§ Extracted data entries

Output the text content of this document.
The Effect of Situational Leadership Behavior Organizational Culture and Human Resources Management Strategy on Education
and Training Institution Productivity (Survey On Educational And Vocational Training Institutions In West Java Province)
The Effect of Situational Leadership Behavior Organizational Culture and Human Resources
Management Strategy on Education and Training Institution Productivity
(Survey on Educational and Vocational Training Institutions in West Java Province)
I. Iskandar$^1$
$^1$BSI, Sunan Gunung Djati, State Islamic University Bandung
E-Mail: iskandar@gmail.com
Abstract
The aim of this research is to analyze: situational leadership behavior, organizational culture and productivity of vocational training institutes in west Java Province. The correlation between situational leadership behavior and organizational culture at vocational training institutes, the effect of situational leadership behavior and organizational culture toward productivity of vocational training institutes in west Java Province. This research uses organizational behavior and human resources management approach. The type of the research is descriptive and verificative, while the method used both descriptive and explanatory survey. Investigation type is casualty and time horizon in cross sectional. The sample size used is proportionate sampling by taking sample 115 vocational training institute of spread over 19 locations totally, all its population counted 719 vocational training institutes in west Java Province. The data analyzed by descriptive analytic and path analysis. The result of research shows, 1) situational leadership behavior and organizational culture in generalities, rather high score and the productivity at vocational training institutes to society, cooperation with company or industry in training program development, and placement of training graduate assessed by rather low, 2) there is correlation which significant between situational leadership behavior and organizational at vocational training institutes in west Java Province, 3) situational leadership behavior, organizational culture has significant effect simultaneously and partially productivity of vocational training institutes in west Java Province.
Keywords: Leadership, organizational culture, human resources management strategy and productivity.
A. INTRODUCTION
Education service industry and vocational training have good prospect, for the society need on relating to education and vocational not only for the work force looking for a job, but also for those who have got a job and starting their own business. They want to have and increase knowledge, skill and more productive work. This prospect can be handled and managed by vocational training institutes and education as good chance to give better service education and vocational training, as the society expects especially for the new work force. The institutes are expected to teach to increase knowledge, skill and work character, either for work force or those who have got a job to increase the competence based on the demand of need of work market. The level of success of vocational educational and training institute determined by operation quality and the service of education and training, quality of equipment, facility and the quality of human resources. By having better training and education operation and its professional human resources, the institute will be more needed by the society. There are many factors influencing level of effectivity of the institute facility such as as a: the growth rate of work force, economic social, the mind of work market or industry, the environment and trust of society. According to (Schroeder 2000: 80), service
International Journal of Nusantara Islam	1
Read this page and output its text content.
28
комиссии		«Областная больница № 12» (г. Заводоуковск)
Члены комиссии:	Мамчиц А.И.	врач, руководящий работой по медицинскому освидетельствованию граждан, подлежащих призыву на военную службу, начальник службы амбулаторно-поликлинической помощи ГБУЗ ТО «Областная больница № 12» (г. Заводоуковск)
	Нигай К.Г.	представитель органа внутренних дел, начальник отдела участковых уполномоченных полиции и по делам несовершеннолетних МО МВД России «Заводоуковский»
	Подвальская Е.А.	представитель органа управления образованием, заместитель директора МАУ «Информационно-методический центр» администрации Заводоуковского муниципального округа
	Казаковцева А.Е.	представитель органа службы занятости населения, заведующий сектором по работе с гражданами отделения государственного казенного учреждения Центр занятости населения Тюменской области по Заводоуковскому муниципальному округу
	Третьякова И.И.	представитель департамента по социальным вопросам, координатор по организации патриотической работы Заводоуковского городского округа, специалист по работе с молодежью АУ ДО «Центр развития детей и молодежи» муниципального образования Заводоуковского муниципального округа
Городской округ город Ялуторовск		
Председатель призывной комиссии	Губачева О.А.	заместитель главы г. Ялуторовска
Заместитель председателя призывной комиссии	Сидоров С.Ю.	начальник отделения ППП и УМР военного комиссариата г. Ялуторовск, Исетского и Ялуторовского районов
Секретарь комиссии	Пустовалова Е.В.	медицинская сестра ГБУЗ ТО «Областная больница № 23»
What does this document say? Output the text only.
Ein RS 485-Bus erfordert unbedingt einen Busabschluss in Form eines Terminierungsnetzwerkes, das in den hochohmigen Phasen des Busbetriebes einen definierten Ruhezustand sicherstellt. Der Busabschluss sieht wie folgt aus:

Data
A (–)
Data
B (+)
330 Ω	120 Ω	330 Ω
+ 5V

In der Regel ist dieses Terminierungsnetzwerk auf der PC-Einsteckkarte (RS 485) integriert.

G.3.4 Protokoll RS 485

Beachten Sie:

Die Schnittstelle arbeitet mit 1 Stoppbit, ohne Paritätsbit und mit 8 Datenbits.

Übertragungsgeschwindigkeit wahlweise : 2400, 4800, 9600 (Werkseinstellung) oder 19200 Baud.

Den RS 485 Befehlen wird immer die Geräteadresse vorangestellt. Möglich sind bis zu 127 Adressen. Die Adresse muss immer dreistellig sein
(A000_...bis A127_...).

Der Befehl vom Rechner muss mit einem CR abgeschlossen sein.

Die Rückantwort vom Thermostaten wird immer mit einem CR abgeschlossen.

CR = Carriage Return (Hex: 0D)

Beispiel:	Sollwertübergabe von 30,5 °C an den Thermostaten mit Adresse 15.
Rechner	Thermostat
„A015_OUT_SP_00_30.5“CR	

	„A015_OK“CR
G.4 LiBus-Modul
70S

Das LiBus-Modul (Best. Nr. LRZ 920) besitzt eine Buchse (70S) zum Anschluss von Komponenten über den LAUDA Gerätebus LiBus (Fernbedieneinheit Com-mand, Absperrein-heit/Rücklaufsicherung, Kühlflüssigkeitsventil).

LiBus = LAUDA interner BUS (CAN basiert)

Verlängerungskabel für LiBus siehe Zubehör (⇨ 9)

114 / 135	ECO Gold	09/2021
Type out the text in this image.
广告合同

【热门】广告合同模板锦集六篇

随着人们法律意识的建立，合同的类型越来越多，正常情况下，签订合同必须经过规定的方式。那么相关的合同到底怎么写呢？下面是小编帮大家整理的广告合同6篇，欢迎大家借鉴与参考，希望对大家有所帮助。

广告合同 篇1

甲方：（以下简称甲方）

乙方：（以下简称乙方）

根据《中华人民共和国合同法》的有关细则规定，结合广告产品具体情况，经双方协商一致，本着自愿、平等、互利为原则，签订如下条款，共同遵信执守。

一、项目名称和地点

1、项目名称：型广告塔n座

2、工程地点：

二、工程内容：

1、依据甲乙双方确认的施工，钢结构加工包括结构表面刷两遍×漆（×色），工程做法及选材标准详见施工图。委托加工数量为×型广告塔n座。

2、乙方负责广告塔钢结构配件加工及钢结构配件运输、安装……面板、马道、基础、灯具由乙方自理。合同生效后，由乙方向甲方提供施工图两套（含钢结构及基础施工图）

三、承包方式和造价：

§ Aim
Using the records above, pull out each line where the word "LiBus" occurs.

§ Output of the exercise
G.4 LiBus-Modul
Das LiBus-Modul (Best. Nr. LRZ 920) besitzt eine Buchse (70S) zum Anschluss von Komponenten über den LAUDA Gerätebus LiBus (Fernbedieneinheit Com-mand, Absperrein-heit/Rücklaufsicherung, Kühlflüssigkeitsventil).
LiBus = LAUDA interner BUS (CAN basiert)
Verlängerungskabel für LiBus siehe Zubehör (⇨ 9)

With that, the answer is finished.